## BEGIN Given records

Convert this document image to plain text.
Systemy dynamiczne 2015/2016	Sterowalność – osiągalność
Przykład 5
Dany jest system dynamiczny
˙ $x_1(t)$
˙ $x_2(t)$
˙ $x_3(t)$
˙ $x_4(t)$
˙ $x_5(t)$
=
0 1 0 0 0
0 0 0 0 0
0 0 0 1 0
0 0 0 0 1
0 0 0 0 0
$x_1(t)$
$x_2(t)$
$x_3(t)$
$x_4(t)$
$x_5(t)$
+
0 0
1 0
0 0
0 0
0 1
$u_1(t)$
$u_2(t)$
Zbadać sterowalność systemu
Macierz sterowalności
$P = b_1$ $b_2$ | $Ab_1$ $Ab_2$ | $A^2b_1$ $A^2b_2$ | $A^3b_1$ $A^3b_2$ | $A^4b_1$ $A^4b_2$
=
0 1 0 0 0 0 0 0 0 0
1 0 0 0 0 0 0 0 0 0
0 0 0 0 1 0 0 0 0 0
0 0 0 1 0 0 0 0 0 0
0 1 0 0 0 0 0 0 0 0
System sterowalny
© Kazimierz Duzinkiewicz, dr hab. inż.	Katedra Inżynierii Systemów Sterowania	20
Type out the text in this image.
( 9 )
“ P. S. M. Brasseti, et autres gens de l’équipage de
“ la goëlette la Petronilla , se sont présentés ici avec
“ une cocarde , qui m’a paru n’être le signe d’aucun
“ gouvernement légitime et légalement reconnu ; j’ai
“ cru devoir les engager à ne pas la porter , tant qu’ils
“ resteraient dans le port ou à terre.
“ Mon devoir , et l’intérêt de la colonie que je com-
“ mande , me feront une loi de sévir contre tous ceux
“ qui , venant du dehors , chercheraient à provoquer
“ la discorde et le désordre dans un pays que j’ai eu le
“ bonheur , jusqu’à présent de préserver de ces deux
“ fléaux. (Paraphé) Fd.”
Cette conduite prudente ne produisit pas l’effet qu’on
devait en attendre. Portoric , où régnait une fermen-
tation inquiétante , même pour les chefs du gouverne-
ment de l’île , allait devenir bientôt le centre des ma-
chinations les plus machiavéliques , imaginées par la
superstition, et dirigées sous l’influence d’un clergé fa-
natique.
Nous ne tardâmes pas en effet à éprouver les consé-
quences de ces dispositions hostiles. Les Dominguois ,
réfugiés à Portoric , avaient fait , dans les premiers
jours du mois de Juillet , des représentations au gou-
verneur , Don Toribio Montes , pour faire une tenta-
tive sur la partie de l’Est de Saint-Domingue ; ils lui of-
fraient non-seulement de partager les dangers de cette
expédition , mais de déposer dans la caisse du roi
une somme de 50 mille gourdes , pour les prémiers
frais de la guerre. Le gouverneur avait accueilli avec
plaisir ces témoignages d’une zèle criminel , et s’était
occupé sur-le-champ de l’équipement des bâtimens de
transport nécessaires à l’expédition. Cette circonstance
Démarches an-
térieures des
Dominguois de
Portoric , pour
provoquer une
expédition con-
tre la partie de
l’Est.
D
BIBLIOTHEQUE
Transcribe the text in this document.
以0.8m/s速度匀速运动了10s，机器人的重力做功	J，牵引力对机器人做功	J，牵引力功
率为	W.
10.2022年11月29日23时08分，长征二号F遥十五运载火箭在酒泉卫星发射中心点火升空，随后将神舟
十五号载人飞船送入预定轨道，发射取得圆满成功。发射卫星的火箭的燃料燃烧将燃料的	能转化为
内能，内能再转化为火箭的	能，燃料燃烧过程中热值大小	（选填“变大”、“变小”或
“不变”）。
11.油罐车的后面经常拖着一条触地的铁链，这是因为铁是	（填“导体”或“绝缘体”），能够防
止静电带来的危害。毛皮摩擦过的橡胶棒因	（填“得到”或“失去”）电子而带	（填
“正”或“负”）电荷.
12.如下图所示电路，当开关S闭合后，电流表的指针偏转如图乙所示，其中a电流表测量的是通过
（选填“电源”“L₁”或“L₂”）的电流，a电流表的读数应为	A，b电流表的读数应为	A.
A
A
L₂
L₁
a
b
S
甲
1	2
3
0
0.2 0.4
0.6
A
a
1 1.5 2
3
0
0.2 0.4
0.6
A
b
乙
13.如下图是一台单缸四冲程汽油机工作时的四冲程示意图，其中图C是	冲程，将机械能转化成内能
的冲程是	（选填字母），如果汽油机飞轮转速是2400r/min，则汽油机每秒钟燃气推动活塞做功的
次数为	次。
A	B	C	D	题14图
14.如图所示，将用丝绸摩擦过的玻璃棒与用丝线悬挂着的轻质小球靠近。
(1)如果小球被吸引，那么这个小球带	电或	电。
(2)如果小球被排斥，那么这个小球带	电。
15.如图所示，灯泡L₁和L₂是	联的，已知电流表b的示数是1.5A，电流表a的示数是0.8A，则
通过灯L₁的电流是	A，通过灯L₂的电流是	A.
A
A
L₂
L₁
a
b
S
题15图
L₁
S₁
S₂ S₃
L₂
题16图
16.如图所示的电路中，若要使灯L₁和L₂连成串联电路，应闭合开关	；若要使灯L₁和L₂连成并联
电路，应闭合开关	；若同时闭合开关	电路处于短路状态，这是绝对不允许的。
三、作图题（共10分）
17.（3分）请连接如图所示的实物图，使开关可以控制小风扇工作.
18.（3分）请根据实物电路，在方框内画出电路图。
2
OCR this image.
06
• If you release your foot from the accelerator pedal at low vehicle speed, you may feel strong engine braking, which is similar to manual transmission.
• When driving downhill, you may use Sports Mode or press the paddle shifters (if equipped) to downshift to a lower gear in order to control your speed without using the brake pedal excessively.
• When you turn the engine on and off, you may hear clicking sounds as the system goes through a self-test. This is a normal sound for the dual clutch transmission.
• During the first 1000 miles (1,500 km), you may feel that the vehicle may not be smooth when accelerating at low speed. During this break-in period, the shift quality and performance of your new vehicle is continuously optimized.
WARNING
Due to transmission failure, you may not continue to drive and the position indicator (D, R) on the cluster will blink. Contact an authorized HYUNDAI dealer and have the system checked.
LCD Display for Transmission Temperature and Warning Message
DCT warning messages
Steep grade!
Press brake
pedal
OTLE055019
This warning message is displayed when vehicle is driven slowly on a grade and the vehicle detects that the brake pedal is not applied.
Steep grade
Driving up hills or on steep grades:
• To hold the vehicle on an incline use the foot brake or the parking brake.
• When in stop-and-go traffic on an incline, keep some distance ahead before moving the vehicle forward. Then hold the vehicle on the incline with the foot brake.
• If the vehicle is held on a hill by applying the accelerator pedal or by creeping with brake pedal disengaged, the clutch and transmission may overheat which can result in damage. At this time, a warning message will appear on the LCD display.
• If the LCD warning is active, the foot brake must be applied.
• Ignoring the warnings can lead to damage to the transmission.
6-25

## END Given records

▸ **Given instruction**
Copy all lines from the listing that contain "hold".

▸ **Output for this exercise**
• To hold the vehicle on an incline use the foot brake or the parking brake.
• When in stop-and-go traffic on an incline, keep some distance ahead before moving the vehicle forward. Then hold the vehicle on the incline with the foot brake.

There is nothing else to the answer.